> [Goal] Could you repeat the records below exactly, leaving out any pictures?

> [Dataset entries]
"""

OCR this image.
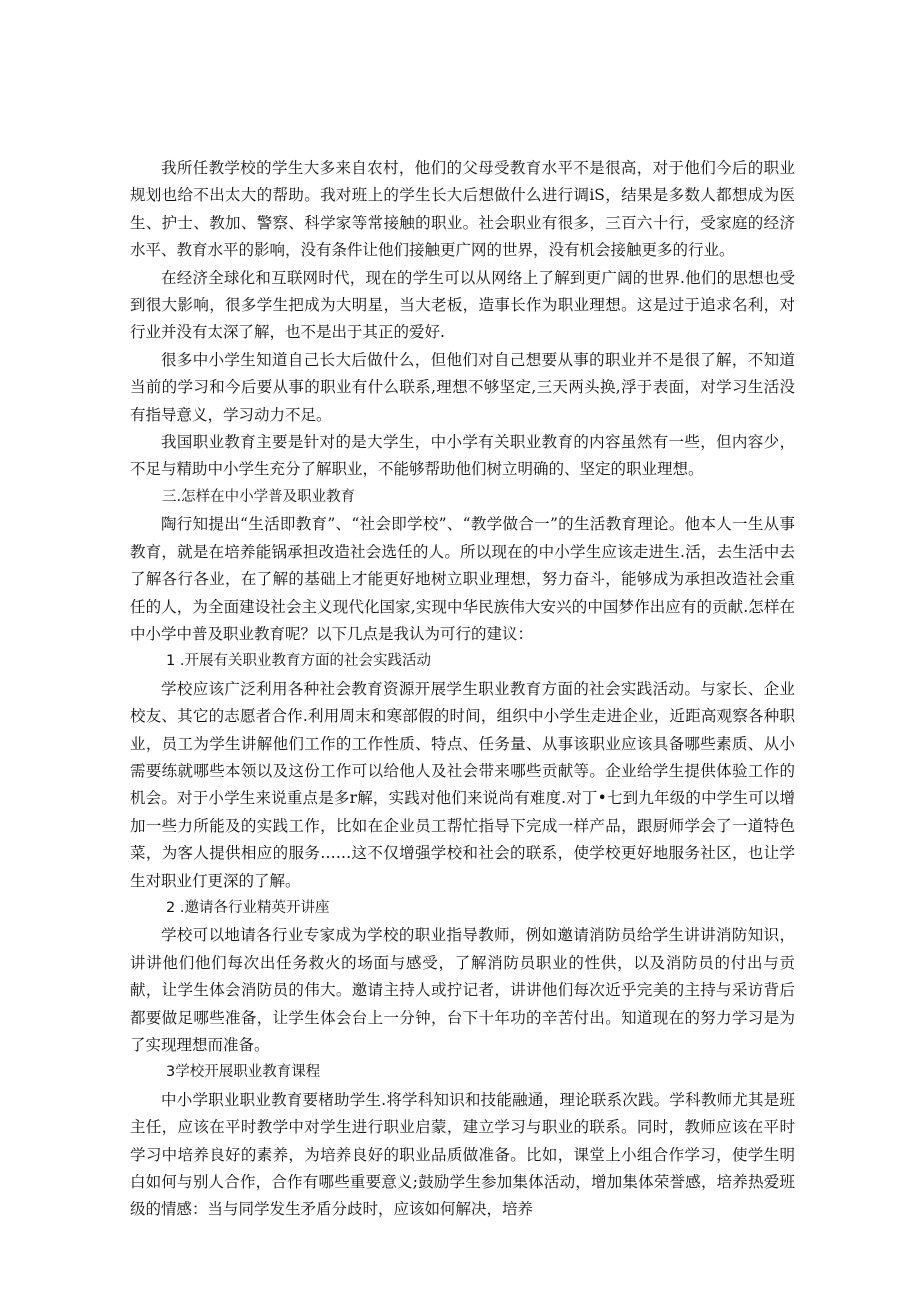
我所任教学校的学生大多来自农村，他们的父母受教育水平不是很高，对于他们今后的职业规划也给不出太大的帮助。我对班上的学生长大后想做什么进行调iS，结果是多数人都想成为医生、护士、教加、警察、科学家等常接触的职业。社会职业有很多，三百六十行，受家庭的经济水平、教育水平的影响，没有条件让他们接触更广网的世界，没有机会接触更多的行业。

在经济全球化和互联网时代，现在的学生可以从网络上了解到更广阔的世界.他们的思想也受到很大影响，很多学生把成为大明星，当大老板，造事长作为职业理想。这是过于追求名利，对行业并没有太深了解，也不是出于其正的爱好.

很多中小学生知道自己长大后做什么，但他们对自己想要从事的职业并不是很了解，不知道当前的学习和今后要从事的职业有什么联系,理想不够坚定,三天两头换,浮于表面，对学习生活没有指导意义，学习动力不足。

我国职业教育主要是针对的是大学生，中小学有关职业教育的内容虽然有一些，但内容少，不足与精助中小学生充分了解职业，不能够帮助他们树立明确的、坚定的职业理想。

三.怎样在中小学普及职业教育

陶行知提出“生活即教育”、“社会即学校”、“教学做合一”的生活教育理论。他本人一生从事教育，就是在培养能锅承担改造社会选任的人。所以现在的中小学生应该走进生.活，去生活中去了解各行各业，在了解的基础上才能更好地树立职业理想，努力奋斗，能够成为承担改造社会重任的人，为全面建设社会主义现代化国家,实现中华民族伟大安兴的中国梦作出应有的贡献.怎样在中小学中普及职业教育呢？以下几点是我认为可行的建议：

1 .开展有关职业教育方面的社会实践活动

学校应该广泛利用各种社会教育资源开展学生职业教育方面的社会实践活动。与家长、企业校友、其它的志愿者合作.利用周末和寒部假的时间，组织中小学生走进企业，近距高观察各种职业，员工为学生讲解他们工作的工作性质、特点、任务量、从事该职业应该具备哪些素质、从小需要练就哪些本领以及这份工作可以给他人及社会带来哪些贡献等。企业给学生提供体验工作的机会。对于小学生来说重点是多r解，实践对他们来说尚有难度.对丁•七到九年级的中学生可以增加一些力所能及的实践工作，比如在企业员工帮忙指导下完成一样产品，跟厨师学会了一道特色菜，为客人提供相应的服务……这不仅增强学校和社会的联系，使学校更好地服务社区，也让学生对职业仃更深的了解。

2 .邀请各行业精英开讲座

学校可以地请各行业专家成为学校的职业指导教师，例如邀请消防员给学生讲讲消防知识，讲讲他们他们每次出任务救火的场面与感受，了解消防员职业的性供，以及消防员的付出与贡献，让学生体会消防员的伟大。邀请主持人或拧记者，讲讲他们每次近乎完美的主持与采访背后都要做足哪些准备，让学生体会台上一分钟，台下十年功的辛苦付出。知道现在的努力学习是为了实现理想而准备。

3学校开展职业教育课程

中小学职业职业教育要楮助学生.将学科知识和技能融通，理论联系次践。学科教师尤其是班主任，应该在平时教学中对学生进行职业启蒙，建立学习与职业的联系。同时，教师应该在平时学习中培养良好的素养，为培养良好的职业品质做准备。比如，课堂上小组合作学习，使学生明白如何与别人合作，合作有哪些重要意义;鼓励学生参加集体活动，增加集体荣誉感，培养热爱班级的情感：当与同学发生矛盾分歧时，应该如何解决，培养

"""

> [Task solution]
OCR this image.
我所任教学校的学生大多来自农村，他们的父母受教育水平不是很高，对于他们今后的职业规划也给不出太大的帮助。我对班上的学生长大后想做什么进行调iS，结果是多数人都想成为医生、护士、教加、警察、科学家等常接触的职业。社会职业有很多，三百六十行，受家庭的经济水平、教育水平的影响，没有条件让他们接触更广网的世界，没有机会接触更多的行业。

在经济全球化和互联网时代，现在的学生可以从网络上了解到更广阔的世界.他们的思想也受到很大影响，很多学生把成为大明星，当大老板，造事长作为职业理想。这是过于追求名利，对行业并没有太深了解，也不是出于其正的爱好.

很多中小学生知道自己长大后做什么，但他们对自己想要从事的职业并不是很了解，不知道当前的学习和今后要从事的职业有什么联系,理想不够坚定,三天两头换,浮于表面，对学习生活没有指导意义，学习动力不足。

我国职业教育主要是针对的是大学生，中小学有关职业教育的内容虽然有一些，但内容少，不足与精助中小学生充分了解职业，不能够帮助他们树立明确的、坚定的职业理想。

三.怎样在中小学普及职业教育

陶行知提出“生活即教育”、“社会即学校”、“教学做合一”的生活教育理论。他本人一生从事教育，就是在培养能锅承担改造社会选任的人。所以现在的中小学生应该走进生.活，去生活中去了解各行各业，在了解的基础上才能更好地树立职业理想，努力奋斗，能够成为承担改造社会重任的人，为全面建设社会主义现代化国家,实现中华民族伟大安兴的中国梦作出应有的贡献.怎样在中小学中普及职业教育呢？以下几点是我认为可行的建议：

1 .开展有关职业教育方面的社会实践活动

学校应该广泛利用各种社会教育资源开展学生职业教育方面的社会实践活动。与家长、企业校友、其它的志愿者合作.利用周末和寒部假的时间，组织中小学生走进企业，近距高观察各种职业，员工为学生讲解他们工作的工作性质、特点、任务量、从事该职业应该具备哪些素质、从小需要练就哪些本领以及这份工作可以给他人及社会带来哪些贡献等。企业给学生提供体验工作的机会。对于小学生来说重点是多r解，实践对他们来说尚有难度.对丁•七到九年级的中学生可以增加一些力所能及的实践工作，比如在企业员工帮忙指导下完成一样产品，跟厨师学会了一道特色菜，为客人提供相应的服务……这不仅增强学校和社会的联系，使学校更好地服务社区，也让学生对职业仃更深的了解。

2 .邀请各行业精英开讲座

学校可以地请各行业专家成为学校的职业指导教师，例如邀请消防员给学生讲讲消防知识，讲讲他们他们每次出任务救火的场面与感受，了解消防员职业的性供，以及消防员的付出与贡献，让学生体会消防员的伟大。邀请主持人或拧记者，讲讲他们每次近乎完美的主持与采访背后都要做足哪些准备，让学生体会台上一分钟，台下十年功的辛苦付出。知道现在的努力学习是为了实现理想而准备。

3学校开展职业教育课程

中小学职业职业教育要楮助学生.将学科知识和技能融通，理论联系次践。学科教师尤其是班主任，应该在平时教学中对学生进行职业启蒙，建立学习与职业的联系。同时，教师应该在平时学习中培养良好的素养，为培养良好的职业品质做准备。比如，课堂上小组合作学习，使学生明白如何与别人合作，合作有哪些重要意义;鼓励学生参加集体活动，增加集体荣誉感，培养热爱班级的情感：当与同学发生矛盾分歧时，应该如何解决，培养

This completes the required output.